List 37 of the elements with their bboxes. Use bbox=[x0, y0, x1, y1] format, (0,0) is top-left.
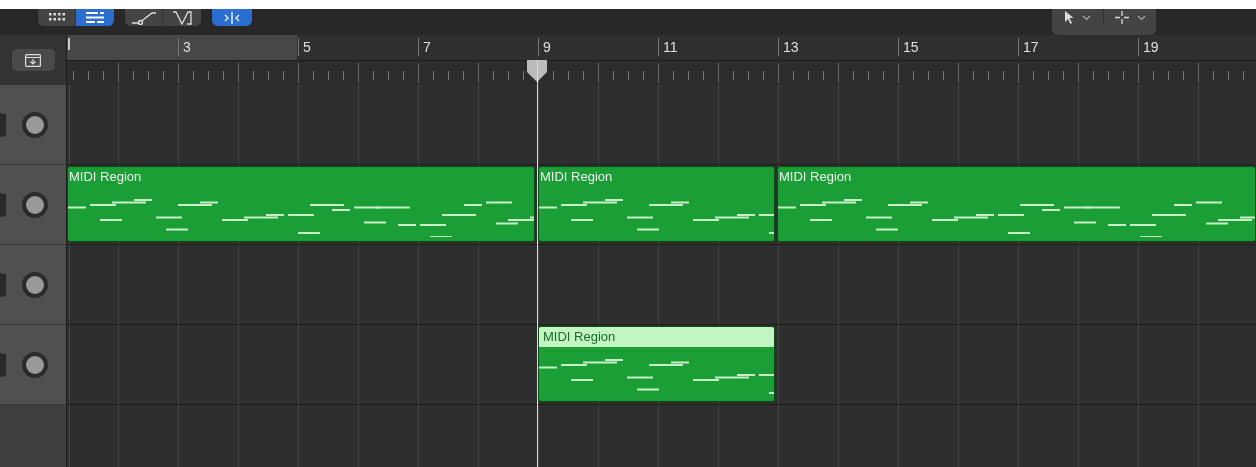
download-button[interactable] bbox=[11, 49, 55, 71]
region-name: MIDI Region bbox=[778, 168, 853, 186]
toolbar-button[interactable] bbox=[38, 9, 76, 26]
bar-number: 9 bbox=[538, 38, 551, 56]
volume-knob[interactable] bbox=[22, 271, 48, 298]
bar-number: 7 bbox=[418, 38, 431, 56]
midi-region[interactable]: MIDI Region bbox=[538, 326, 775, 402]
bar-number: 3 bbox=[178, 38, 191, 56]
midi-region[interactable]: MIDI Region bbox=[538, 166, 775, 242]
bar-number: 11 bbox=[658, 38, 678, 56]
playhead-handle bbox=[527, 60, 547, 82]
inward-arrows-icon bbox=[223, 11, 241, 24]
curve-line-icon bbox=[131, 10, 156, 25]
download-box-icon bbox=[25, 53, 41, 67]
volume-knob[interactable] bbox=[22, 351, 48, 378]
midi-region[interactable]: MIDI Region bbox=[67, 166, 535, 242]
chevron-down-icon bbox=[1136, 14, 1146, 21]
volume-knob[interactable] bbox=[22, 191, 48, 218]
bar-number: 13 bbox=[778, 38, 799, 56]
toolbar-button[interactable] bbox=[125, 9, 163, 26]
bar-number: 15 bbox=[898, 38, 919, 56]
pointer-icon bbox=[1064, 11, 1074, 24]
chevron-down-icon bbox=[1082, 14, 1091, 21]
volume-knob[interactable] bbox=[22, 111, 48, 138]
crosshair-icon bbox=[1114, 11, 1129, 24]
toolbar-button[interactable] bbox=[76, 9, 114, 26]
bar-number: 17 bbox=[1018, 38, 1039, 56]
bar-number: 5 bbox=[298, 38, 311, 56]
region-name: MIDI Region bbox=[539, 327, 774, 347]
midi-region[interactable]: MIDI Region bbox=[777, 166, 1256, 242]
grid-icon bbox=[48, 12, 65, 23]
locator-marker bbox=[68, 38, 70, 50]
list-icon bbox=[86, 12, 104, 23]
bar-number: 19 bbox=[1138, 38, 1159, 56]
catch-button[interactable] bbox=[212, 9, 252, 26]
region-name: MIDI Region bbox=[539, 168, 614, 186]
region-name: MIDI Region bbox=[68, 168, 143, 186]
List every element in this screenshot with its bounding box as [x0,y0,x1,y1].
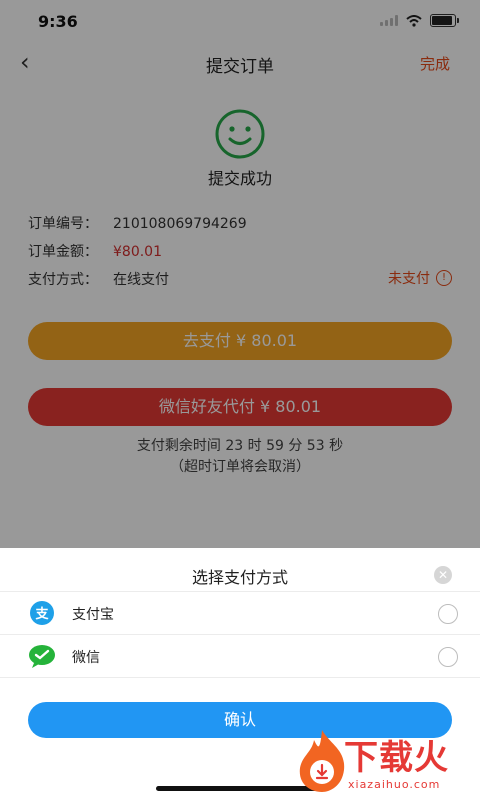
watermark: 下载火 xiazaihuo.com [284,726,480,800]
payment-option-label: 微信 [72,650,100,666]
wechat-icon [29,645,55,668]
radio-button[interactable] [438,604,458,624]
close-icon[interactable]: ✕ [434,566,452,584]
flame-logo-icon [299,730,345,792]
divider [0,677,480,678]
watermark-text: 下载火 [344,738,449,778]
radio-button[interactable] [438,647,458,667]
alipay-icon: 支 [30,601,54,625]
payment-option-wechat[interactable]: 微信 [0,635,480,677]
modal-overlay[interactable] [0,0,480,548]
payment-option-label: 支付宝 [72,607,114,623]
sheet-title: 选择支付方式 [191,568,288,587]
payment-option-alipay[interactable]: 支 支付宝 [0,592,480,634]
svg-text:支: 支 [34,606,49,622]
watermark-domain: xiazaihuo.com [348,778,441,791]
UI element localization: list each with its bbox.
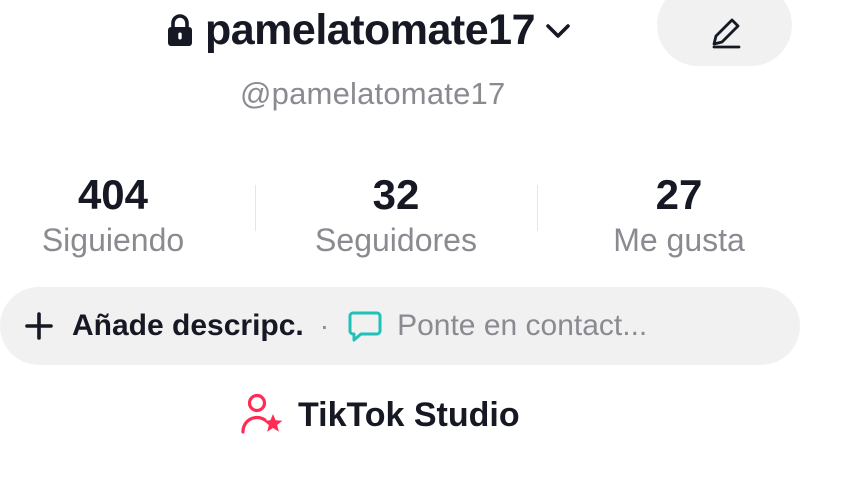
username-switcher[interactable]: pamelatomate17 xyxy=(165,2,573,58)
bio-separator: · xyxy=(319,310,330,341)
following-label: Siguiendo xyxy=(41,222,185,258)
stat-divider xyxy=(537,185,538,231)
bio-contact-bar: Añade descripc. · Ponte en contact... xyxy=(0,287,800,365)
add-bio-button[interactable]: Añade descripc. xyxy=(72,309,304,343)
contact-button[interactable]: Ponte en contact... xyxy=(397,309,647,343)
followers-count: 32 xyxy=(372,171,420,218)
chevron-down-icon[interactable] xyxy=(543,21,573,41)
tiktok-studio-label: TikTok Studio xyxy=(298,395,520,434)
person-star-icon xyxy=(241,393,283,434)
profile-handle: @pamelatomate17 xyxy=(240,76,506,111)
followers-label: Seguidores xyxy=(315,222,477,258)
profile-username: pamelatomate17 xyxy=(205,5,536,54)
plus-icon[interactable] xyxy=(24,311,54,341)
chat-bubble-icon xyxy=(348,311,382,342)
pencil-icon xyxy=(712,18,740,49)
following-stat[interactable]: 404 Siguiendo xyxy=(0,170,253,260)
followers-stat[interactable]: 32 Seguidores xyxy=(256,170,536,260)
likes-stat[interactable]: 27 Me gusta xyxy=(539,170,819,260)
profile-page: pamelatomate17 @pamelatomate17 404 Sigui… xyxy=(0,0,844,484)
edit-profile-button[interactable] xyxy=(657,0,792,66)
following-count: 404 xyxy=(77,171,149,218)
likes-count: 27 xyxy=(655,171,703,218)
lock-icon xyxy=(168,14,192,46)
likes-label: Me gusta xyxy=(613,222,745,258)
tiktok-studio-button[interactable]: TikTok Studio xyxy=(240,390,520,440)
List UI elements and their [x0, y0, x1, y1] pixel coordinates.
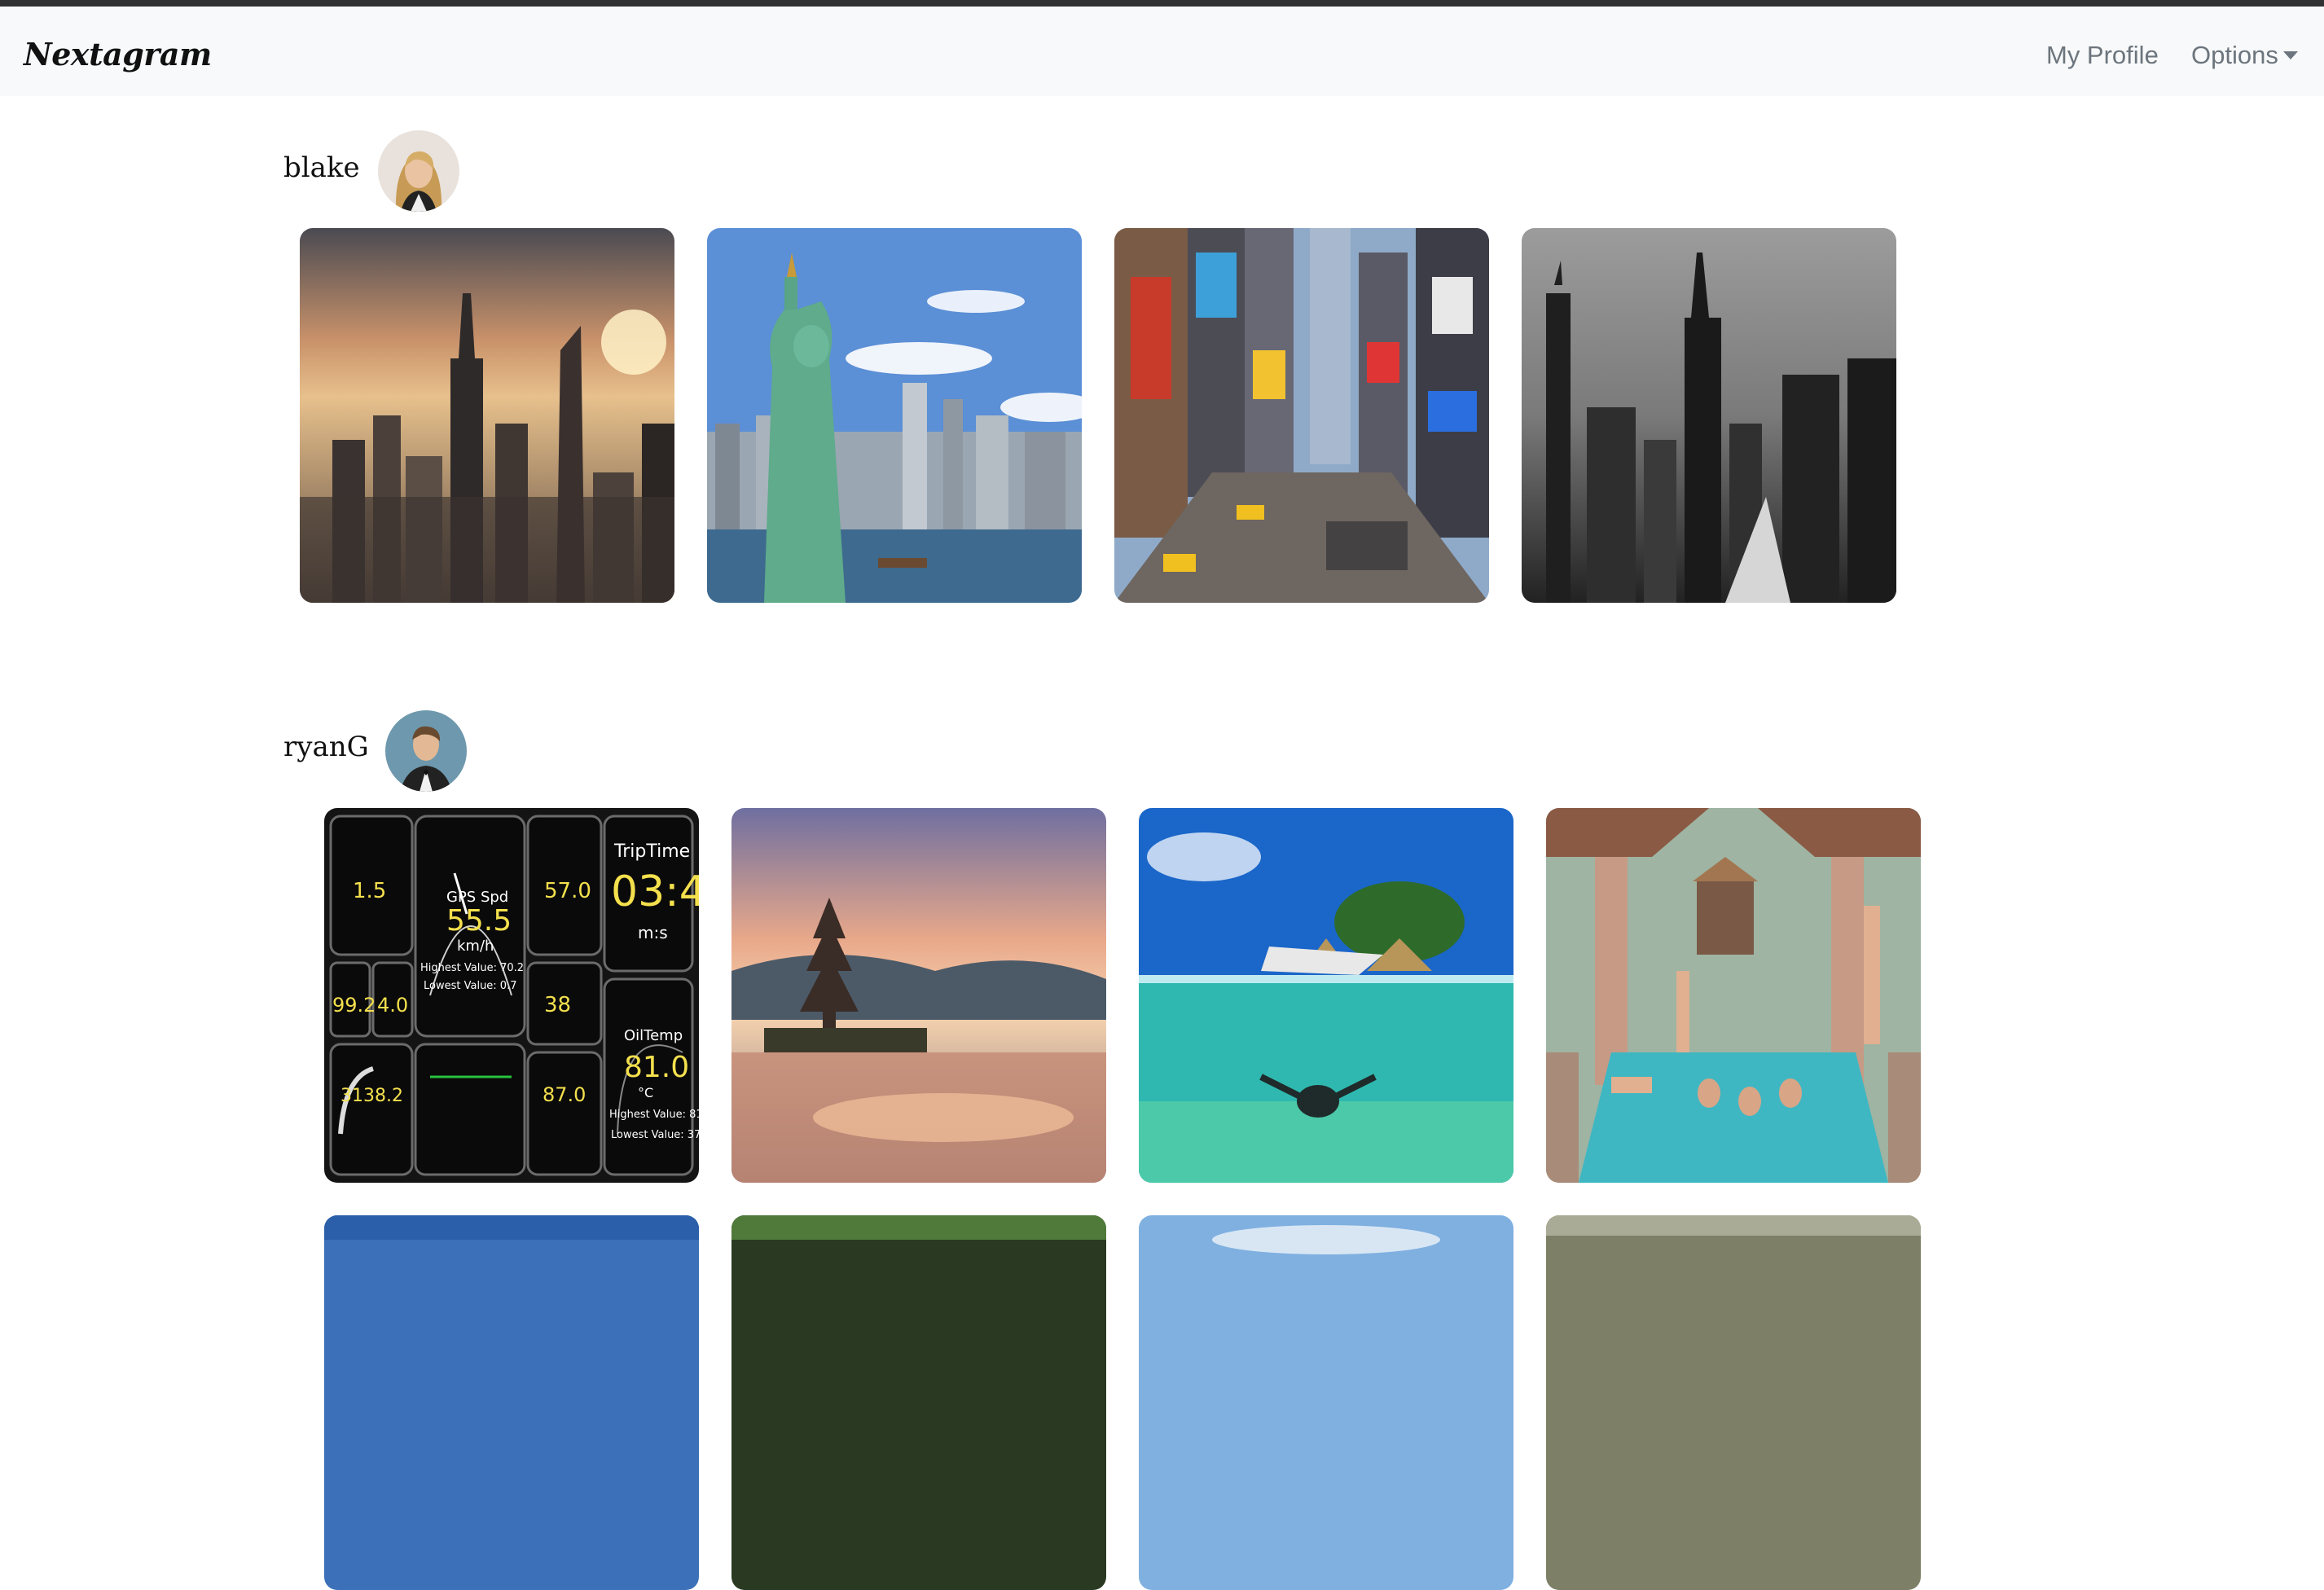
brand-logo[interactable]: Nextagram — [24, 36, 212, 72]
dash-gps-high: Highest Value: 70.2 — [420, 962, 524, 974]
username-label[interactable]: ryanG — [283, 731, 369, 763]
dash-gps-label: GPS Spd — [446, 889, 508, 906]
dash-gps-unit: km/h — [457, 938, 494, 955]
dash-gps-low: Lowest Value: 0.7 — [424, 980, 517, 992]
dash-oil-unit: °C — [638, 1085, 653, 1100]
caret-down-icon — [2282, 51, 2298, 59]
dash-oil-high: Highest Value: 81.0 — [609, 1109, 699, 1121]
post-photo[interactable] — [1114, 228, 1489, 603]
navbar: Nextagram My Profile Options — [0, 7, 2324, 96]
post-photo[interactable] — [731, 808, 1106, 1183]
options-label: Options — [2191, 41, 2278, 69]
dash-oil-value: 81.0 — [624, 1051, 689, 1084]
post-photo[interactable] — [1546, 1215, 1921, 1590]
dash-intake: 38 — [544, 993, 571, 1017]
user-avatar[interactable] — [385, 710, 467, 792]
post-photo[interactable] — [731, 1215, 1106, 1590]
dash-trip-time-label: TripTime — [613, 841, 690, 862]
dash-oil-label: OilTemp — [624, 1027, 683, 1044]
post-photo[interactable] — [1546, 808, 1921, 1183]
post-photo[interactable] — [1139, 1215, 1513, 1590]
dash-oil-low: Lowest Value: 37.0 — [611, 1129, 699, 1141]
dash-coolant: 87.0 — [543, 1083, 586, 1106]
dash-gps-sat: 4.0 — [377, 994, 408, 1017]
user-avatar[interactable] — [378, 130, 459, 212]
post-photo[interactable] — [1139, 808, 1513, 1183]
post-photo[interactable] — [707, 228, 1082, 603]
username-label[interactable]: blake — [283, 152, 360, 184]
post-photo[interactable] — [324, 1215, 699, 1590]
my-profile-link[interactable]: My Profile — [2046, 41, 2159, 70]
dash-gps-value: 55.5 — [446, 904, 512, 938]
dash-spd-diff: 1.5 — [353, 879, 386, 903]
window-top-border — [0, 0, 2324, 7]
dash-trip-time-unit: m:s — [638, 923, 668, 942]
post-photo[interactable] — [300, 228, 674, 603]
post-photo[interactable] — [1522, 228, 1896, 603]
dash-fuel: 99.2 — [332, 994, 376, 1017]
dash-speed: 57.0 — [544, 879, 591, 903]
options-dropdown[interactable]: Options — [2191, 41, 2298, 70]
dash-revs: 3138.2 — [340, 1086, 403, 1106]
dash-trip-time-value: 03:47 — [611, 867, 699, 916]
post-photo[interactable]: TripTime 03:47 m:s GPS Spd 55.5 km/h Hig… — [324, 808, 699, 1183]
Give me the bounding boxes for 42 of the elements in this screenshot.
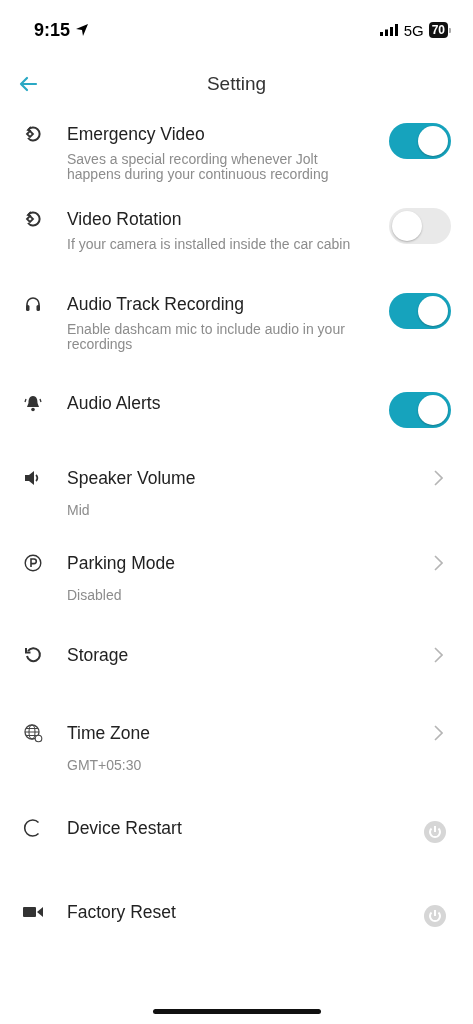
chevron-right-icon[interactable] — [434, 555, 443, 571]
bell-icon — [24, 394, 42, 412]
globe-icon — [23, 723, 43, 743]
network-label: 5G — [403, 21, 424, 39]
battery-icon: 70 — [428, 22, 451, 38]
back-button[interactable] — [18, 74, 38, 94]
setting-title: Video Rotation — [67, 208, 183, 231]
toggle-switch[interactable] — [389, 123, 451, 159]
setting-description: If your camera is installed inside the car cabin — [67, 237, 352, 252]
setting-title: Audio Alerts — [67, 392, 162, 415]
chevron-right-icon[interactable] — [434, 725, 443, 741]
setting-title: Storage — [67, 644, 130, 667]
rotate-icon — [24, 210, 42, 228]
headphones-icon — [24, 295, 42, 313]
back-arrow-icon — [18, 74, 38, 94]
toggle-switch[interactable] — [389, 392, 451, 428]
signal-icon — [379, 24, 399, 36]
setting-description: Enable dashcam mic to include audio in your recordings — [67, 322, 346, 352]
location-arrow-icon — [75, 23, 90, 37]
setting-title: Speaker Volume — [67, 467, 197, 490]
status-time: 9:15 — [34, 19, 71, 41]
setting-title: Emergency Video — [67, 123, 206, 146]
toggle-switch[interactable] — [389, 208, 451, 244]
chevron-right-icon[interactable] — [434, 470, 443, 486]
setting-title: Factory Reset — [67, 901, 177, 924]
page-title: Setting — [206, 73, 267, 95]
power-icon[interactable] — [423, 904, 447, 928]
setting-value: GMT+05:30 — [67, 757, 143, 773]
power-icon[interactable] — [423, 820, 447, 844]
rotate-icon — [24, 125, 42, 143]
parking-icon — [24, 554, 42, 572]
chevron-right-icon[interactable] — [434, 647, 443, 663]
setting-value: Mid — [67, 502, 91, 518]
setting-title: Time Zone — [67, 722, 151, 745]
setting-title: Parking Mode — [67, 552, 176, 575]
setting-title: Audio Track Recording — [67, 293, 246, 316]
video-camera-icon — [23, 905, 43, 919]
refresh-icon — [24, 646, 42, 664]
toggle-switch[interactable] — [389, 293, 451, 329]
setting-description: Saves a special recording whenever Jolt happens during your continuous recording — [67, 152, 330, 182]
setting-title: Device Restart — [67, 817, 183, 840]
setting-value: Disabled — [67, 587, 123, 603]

**********

Goal:
Express the records in the stretch from the line containing "chevron-right-icon[interactable] — [434, 555, 443, 571]" through the line containing "setting-title: Audio Alerts" as a Markdown table with the columns Row and Line, leaving out any blank lines.

Output of the exercise:
| Row | Line |
|---|---|
| 1 | chevron-right-icon[interactable] — [434, 555, 443, 571] |
| 2 | bell-icon — [24, 394, 42, 412] |
| 3 | globe-icon — [23, 723, 43, 743] |
| 4 | network-label: 5G — [403, 21, 424, 39] |
| 5 | battery-icon: 70 — [428, 22, 451, 38] |
| 6 | back-button[interactable] — [18, 74, 38, 94] |
| 7 | setting-title: Video Rotation — [67, 208, 183, 231] |
| 8 | toggle-switch[interactable] — [389, 123, 451, 159] |
| 9 | setting-description: If your camera is installed inside the car cabin — [67, 237, 352, 252] |
| 10 | setting-title: Audio Alerts — [67, 392, 162, 415] |